_Passage shown_.
####

Indeks

When His Air-Conditioner Broke Down, Things Heated Up

In July 2019, after a committee meeting of their homeowners association, Dorine Ruth Seidman, 77, asked Harvey David Starin, 76, if he wanted to grab dinner at Papa Giuseppe’s, an Italian restaurant in Delray Beach, Fla., where both lived. Her invitation was made in a neighborly way, without a hint of romance.

“I think she felt sorry for me,” said Mr. Starin, whose wife of 43 years, Dottie Starin, had died two months earlier.

He and his wife had moved to their boating community in 2000 from Chester, N.J., while Ms Seidman and her husband, Bob Goldsteen, moved there later that same year from Silver Spring, Md. After a 24-year marriage, her husband died in 2007. So she could identify with Mr. Starin’s grief.

Mr. Starin and Mr. Goldsteen both loved fishing, and even went trolling together for mahi-mahi and bottom fishing for grouper and snapper.

Soon Ms. Seidman and Mr. Starin thought nothing of grabbing a bite after a meeting, and a couple of months later they even caught a movie or two.

Mr. Starin, then president of the association, always thought of Ms. Seidman, a former association president, as “stern and scary,” the perfect negotiator. (She is about 5 feet 2; he, 6 feet.)

####

_Record set_.
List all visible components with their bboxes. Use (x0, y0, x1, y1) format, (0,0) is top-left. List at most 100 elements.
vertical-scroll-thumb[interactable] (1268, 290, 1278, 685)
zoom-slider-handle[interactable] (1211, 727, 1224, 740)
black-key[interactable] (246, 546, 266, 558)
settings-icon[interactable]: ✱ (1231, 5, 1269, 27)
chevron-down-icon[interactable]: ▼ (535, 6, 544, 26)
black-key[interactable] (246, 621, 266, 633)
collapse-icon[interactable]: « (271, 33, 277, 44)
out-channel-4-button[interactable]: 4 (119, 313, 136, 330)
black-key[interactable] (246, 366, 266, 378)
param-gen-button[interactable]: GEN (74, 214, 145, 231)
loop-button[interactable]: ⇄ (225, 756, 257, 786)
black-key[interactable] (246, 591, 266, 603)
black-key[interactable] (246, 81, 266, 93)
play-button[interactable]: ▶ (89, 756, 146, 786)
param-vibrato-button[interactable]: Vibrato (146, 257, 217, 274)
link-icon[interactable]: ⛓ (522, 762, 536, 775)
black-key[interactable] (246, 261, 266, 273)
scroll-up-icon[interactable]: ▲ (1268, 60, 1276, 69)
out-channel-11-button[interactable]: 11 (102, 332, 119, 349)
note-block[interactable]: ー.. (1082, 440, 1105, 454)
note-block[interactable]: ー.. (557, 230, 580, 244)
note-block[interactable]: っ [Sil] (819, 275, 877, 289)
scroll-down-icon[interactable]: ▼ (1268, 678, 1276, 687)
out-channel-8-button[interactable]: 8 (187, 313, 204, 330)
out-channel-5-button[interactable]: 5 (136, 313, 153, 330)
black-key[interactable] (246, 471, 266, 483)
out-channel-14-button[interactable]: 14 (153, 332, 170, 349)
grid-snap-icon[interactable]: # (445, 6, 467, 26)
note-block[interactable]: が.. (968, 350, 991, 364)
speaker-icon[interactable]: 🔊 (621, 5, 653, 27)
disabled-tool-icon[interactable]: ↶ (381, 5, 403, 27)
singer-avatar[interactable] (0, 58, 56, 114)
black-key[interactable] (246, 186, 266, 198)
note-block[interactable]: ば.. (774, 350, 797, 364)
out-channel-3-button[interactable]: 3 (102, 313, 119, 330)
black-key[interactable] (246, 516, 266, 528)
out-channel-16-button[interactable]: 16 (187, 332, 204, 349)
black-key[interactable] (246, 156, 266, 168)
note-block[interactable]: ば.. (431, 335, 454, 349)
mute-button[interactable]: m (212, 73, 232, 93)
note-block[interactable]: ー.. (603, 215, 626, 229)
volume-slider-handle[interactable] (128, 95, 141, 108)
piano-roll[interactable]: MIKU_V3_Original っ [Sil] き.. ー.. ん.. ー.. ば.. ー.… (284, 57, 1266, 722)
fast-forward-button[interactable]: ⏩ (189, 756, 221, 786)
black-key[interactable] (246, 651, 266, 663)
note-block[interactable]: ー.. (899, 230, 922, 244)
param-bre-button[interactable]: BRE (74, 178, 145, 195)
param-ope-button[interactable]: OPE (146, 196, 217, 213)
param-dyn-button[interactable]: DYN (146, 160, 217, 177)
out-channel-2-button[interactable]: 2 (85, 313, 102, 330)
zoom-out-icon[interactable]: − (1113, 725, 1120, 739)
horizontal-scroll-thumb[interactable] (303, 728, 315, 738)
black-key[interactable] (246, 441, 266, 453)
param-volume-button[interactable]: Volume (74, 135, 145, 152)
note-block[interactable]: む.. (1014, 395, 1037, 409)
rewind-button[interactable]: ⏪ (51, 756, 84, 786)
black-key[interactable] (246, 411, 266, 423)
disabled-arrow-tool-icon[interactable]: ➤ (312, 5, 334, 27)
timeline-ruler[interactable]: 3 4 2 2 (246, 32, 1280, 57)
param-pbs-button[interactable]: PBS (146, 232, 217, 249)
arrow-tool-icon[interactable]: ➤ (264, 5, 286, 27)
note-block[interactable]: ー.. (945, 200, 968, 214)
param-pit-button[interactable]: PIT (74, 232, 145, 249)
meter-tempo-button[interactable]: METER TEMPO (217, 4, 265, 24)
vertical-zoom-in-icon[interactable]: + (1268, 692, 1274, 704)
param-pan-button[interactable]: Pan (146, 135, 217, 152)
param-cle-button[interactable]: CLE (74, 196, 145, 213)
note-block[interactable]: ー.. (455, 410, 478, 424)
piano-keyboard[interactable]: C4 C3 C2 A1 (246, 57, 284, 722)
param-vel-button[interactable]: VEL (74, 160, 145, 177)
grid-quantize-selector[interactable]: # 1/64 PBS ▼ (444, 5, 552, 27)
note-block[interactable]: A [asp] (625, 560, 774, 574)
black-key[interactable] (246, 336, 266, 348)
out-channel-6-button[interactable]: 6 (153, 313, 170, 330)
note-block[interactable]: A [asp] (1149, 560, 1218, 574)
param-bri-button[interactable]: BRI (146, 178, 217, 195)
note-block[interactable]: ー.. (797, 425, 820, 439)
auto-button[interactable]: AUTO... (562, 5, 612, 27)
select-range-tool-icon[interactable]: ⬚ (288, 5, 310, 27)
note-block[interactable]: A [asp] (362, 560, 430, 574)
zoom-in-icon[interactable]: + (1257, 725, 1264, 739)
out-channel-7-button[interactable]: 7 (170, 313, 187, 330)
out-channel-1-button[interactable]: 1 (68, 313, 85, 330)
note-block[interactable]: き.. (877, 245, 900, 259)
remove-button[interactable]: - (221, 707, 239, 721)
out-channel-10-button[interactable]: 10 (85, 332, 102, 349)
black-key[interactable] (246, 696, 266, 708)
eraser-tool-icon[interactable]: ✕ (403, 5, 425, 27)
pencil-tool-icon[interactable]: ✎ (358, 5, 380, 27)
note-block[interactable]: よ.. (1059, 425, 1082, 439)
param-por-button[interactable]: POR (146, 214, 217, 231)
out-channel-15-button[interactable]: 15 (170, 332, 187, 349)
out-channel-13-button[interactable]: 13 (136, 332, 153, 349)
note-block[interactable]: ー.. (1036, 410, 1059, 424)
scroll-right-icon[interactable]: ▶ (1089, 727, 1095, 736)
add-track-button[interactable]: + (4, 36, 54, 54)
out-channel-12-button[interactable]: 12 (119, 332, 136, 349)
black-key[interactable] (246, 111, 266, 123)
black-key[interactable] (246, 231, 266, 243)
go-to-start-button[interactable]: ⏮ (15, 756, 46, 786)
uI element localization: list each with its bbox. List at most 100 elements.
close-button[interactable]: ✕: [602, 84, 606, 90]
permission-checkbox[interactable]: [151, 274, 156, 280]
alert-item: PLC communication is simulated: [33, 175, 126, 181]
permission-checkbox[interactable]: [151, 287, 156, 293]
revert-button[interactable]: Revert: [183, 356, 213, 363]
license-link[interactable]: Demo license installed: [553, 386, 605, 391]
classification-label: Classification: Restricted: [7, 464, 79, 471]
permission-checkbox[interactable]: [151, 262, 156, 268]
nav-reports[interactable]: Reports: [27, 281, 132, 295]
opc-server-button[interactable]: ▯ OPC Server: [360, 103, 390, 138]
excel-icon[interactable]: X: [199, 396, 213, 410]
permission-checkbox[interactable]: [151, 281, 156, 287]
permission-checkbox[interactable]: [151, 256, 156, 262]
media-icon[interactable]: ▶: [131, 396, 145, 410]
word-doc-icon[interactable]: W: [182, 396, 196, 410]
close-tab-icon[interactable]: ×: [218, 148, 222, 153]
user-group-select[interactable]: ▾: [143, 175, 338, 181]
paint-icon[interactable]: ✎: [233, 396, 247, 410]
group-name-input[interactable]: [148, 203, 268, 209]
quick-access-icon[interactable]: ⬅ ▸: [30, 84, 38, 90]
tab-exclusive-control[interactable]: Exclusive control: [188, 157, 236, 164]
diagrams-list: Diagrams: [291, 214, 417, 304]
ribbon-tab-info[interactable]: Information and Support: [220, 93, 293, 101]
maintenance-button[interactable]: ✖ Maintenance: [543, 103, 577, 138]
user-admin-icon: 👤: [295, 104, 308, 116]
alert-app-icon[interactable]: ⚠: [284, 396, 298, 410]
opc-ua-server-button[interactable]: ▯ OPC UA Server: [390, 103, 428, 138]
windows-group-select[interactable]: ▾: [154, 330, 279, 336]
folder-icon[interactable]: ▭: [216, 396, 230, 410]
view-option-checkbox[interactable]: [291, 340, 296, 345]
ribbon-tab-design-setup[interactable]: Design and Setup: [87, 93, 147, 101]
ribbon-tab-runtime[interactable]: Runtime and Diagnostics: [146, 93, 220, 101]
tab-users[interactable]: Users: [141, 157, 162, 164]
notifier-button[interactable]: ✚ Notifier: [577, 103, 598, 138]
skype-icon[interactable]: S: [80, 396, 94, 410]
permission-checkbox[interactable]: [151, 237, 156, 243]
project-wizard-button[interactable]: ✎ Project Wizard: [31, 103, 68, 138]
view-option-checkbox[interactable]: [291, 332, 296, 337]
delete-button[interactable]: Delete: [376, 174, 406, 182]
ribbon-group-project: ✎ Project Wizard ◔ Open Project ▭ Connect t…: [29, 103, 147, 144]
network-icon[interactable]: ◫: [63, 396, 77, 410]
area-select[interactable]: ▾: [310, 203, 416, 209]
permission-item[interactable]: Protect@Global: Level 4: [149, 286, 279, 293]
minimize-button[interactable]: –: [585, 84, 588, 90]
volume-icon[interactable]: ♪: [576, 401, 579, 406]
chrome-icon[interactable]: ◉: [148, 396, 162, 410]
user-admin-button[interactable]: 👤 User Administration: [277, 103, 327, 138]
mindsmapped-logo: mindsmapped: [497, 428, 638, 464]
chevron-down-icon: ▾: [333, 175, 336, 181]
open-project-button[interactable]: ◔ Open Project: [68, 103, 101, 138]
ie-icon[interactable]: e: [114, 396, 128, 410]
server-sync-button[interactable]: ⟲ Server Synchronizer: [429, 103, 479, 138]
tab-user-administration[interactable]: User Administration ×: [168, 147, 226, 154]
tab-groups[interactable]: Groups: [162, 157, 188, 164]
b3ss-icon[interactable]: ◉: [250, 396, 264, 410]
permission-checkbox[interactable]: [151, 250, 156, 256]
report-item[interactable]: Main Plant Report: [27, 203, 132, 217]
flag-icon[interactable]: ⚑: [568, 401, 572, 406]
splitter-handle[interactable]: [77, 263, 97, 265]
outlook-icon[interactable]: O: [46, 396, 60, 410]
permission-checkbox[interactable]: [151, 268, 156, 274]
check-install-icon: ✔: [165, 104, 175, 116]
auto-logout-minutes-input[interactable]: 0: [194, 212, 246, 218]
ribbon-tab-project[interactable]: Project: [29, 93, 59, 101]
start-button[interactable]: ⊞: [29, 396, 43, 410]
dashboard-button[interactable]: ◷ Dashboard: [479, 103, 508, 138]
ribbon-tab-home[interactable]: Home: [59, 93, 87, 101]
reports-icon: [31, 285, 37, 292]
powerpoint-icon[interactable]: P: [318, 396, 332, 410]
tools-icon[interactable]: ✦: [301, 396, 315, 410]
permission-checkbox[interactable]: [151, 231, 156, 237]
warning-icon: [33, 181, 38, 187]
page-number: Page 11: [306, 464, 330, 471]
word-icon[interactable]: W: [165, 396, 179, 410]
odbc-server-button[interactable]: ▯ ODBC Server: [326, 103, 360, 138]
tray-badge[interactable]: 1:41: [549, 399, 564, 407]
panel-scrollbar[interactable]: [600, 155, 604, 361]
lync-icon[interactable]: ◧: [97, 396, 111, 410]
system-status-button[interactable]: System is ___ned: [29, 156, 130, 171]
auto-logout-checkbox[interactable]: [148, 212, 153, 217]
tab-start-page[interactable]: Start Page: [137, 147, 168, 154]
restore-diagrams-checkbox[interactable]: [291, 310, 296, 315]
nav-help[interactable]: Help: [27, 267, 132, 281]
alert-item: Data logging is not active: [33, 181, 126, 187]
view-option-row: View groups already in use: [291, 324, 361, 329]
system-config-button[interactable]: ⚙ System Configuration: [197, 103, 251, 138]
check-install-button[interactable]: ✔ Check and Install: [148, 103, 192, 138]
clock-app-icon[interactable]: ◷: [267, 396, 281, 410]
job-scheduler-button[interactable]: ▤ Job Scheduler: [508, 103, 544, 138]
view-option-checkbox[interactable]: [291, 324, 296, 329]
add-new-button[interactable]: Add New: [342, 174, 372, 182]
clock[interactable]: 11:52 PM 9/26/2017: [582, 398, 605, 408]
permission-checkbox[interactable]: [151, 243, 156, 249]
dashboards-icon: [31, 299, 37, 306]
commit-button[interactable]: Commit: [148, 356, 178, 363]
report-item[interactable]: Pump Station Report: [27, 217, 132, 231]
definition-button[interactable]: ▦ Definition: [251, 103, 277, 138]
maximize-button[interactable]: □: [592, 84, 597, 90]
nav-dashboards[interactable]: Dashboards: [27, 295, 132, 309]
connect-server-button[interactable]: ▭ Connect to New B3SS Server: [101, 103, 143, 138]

####

_Required actions_.
• 1. Answer these questions from the article about Ms. Seidman and Mr. Starin, one answer per line:
(a) In what town is Papa Giuseppe's?
(b) How many years were Mr. Starin and Dottie Starin married?
(c) Which fish did Mr. Starin and Mr. Goldsteen go bottom fishing for?
• 2. Does each statement agree with the article about Ms. Seidman and Mr. Starin? For each, answer yes or no and quote the words from the article that decide it.
(a) Ms. Seidman's dinner invitation was meant romantically.
(b) Mr. Starin and his wife moved to the community from Chester, N.J.
(c) Ms. Seidman is taller than Mr. Starin.

_Responses in order_.
• 1.
(a) Delray Beach, Fla.
(b) 43 years
(c) Grouper and snapper

• 2.
(a) No: "Her invitation was made in a neighborly way, without a hint of romance."
(b) Yes: "He and his wife had moved to their boating community in 2000 from Chester, N.J."
(c) No: "She is about 5 feet 2; he, 6 feet."